### Layout region records
— start —
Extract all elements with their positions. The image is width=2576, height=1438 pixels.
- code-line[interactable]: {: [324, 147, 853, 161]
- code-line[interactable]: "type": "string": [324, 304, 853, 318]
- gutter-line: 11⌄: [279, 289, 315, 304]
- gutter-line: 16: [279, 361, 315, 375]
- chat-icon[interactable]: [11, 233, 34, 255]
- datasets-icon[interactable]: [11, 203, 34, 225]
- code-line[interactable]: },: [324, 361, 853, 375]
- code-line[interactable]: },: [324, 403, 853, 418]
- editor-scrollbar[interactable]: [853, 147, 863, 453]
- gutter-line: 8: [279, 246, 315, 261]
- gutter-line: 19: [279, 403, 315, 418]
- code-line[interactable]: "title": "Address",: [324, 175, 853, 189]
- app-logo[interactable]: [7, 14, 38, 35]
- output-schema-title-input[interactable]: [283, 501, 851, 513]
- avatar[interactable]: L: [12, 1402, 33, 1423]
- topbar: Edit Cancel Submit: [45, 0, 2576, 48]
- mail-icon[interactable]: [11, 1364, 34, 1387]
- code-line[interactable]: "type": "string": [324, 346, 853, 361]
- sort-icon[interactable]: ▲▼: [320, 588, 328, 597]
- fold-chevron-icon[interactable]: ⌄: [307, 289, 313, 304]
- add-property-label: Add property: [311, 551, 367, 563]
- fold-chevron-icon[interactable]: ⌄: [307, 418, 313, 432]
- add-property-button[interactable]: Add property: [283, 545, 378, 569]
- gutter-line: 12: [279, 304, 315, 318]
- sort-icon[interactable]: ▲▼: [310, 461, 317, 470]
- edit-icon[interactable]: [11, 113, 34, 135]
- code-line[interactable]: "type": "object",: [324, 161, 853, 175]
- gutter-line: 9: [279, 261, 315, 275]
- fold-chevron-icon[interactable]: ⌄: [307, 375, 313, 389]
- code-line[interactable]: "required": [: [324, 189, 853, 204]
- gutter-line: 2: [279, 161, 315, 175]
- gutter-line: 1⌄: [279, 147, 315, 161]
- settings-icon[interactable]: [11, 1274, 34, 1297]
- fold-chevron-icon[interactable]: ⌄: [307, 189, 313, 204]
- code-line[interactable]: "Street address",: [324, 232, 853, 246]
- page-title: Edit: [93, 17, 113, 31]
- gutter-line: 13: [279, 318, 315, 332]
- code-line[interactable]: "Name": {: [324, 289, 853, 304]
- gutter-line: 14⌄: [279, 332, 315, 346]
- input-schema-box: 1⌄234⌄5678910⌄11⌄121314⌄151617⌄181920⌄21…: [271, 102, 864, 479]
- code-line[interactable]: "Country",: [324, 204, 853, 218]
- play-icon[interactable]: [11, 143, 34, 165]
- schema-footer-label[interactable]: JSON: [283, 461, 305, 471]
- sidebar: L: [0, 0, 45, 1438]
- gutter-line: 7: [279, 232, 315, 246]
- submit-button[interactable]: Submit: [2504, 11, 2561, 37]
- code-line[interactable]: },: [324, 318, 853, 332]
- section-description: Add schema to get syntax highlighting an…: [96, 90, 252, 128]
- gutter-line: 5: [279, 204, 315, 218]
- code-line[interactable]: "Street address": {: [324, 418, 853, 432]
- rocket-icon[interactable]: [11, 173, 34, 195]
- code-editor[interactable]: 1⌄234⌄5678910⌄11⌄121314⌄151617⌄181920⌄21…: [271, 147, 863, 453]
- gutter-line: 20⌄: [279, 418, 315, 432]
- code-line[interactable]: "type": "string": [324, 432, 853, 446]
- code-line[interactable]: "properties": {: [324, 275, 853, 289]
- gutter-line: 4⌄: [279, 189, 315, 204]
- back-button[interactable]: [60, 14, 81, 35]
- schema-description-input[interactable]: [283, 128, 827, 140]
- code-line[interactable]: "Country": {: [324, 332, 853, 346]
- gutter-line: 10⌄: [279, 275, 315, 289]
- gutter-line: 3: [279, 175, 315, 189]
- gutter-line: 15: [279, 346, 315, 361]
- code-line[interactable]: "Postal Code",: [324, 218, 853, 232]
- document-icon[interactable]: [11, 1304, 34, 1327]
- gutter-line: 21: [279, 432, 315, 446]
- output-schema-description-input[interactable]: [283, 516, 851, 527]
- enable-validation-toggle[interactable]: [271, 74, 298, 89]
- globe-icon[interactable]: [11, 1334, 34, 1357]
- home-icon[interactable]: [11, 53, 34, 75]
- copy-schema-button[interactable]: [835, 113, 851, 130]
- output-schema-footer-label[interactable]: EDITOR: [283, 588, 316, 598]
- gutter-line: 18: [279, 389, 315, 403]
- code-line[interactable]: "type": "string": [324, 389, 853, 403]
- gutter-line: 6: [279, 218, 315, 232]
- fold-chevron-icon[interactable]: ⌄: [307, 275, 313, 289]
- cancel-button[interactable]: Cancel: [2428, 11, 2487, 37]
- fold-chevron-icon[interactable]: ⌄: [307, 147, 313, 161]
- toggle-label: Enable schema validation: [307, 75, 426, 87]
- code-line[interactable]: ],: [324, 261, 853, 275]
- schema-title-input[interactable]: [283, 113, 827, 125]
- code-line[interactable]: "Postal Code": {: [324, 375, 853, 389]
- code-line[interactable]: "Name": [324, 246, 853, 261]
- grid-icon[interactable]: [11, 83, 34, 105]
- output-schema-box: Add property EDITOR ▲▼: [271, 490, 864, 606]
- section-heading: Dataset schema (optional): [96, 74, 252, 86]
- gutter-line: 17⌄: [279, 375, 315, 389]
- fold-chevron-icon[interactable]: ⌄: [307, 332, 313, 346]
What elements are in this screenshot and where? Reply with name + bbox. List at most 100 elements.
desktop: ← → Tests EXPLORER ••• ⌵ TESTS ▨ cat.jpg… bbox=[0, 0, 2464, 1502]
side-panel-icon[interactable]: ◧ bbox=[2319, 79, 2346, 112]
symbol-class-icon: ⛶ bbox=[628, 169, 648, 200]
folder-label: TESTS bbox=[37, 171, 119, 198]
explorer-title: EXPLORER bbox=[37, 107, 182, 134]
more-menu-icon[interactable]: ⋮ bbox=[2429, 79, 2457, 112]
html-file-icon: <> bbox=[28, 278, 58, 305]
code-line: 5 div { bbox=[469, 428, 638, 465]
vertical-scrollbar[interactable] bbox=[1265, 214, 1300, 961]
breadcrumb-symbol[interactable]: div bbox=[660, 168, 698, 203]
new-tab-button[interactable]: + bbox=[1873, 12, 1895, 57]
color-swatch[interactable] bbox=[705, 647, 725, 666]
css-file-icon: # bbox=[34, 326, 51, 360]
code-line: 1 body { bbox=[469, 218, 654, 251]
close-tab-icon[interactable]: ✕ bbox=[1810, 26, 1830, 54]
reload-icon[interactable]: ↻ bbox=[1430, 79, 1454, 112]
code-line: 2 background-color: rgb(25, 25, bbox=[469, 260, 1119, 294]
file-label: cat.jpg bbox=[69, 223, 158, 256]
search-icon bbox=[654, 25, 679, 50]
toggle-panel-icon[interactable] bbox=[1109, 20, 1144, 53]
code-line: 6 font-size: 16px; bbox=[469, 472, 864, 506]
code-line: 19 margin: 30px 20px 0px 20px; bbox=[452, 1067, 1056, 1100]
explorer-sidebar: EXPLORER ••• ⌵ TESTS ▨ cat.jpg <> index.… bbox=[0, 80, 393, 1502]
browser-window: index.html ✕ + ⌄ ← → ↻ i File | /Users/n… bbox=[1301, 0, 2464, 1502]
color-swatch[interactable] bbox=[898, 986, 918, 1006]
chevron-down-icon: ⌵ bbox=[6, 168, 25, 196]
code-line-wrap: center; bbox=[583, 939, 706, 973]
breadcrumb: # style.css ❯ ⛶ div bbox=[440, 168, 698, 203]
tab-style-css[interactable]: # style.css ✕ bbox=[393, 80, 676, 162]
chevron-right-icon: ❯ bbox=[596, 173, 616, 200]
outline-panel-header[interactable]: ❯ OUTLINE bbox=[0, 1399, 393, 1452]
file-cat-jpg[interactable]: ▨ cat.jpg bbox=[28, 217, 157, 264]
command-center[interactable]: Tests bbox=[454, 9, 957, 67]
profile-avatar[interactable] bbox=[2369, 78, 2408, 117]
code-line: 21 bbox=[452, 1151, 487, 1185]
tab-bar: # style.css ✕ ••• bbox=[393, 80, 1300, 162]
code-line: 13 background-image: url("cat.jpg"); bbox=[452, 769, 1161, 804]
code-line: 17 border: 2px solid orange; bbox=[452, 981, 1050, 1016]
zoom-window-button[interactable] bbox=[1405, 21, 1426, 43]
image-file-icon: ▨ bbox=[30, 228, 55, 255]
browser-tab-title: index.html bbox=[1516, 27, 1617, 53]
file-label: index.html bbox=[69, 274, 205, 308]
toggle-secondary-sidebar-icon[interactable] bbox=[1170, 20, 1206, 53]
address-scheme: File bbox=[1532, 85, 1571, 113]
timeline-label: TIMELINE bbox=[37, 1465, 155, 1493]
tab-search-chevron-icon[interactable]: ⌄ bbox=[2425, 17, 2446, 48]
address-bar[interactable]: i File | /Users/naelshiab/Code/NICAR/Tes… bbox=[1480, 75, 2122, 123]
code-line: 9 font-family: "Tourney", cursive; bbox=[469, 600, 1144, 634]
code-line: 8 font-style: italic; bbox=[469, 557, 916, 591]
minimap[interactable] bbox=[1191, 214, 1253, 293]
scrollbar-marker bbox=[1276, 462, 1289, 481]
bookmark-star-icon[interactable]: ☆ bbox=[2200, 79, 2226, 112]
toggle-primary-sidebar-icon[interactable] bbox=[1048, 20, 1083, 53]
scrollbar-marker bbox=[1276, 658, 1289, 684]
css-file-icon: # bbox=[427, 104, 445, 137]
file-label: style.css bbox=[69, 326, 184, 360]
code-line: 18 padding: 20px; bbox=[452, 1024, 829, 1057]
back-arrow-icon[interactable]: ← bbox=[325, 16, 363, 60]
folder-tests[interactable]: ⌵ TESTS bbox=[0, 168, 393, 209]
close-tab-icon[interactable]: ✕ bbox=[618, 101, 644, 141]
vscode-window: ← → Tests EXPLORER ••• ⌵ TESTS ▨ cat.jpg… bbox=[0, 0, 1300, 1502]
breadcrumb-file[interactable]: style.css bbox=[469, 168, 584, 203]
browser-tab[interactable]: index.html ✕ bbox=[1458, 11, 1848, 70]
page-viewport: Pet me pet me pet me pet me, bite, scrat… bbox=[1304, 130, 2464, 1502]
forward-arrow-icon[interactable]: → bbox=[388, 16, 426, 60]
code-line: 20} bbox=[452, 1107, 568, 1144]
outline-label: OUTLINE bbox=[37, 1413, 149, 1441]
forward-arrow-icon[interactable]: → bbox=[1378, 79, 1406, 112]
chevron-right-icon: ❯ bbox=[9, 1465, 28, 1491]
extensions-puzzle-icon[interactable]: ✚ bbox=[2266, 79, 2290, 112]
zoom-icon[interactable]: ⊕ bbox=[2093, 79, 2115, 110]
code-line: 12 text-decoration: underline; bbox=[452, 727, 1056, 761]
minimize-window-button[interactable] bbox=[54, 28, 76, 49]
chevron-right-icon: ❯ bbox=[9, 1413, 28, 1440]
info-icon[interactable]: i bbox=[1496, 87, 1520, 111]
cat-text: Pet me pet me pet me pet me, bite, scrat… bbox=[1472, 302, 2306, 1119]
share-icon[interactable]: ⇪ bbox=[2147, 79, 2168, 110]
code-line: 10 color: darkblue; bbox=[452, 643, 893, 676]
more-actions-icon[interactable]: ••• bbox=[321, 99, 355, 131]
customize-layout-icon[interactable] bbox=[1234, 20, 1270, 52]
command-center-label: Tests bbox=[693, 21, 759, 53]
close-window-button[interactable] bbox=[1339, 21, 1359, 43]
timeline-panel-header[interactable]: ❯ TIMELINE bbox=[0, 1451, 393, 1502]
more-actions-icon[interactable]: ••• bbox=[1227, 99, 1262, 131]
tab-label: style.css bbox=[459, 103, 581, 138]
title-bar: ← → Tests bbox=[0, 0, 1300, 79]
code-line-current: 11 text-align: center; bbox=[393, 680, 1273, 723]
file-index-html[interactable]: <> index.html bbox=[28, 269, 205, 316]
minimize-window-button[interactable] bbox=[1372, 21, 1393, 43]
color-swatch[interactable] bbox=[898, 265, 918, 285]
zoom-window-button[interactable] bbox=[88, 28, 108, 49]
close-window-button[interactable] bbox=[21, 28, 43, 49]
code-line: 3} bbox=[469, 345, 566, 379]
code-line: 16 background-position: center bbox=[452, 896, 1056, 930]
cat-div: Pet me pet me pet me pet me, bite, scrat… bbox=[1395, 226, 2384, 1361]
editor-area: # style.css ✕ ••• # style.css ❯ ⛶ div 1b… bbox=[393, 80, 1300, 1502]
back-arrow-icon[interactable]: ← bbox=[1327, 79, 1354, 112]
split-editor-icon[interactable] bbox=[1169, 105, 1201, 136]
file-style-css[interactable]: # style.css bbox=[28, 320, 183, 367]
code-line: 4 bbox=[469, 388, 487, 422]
— end —
### Exercise
Could you put every line from the start of the records up to and including the line containing "- fold-chevron-icon[interactable]: ⌄: [307, 375, 313, 389]" into a JSON list of strings, one string per line and no blank lines?

### Solution
[
  "Extract all elements with their positions. The image is width=2576, height=1438 pixels.",
  "- code-line[interactable]: {: [324, 147, 853, 161]",
  "- code-line[interactable]: \"type\": \"string\": [324, 304, 853, 318]",
  "- gutter-line: 11⌄: [279, 289, 315, 304]",
  "- gutter-line: 16: [279, 361, 315, 375]",
  "- chat-icon[interactable]: [11, 233, 34, 255]",
  "- datasets-icon[interactable]: [11, 203, 34, 225]",
  "- code-line[interactable]: },: [324, 361, 853, 375]",
  "- code-line[interactable]: },: [324, 403, 853, 418]",
  "- editor-scrollbar[interactable]: [853, 147, 863, 453]",
  "- gutter-line: 8: [279, 246, 315, 261]",
  "- gutter-line: 19: [279, 403, 315, 418]",
  "- code-line[interactable]: \"title\": \"Address\",: [324, 175, 853, 189]",
  "- app-logo[interactable]: [7, 14, 38, 35]",
  "- output-schema-title-input[interactable]: [283, 501, 851, 513]",
  "- avatar[interactable]: L: [12, 1402, 33, 1423]",
  "- topbar: Edit Cancel Submit: [45, 0, 2576, 48]",
  "- mail-icon[interactable]: [11, 1364, 34, 1387]",
  "- code-line[interactable]: \"type\": \"string\": [324, 346, 853, 361]",
  "- sort-icon[interactable]: ▲▼: [320, 588, 328, 597]",
  "- fold-chevron-icon[interactable]: ⌄: [307, 289, 313, 304]",
  "- add-property-label: Add property: [311, 551, 367, 563]",
  "- fold-chevron-icon[interactable]: ⌄: [307, 418, 313, 432]",
  "- add-property-button[interactable]: Add property: [283, 545, 378, 569]",
  "- gutter-line: 12: [279, 304, 315, 318]",
  "- sort-icon[interactable]: ▲▼: [310, 461, 317, 470]",
  "- edit-icon[interactable]: [11, 113, 34, 135]",
  "- code-line[interactable]: \"type\": \"object\",: [324, 161, 853, 175]",
  "- gutter-line: 9: [279, 261, 315, 275]",
  "- fold-chevron-icon[interactable]: ⌄: [307, 375, 313, 389]"
]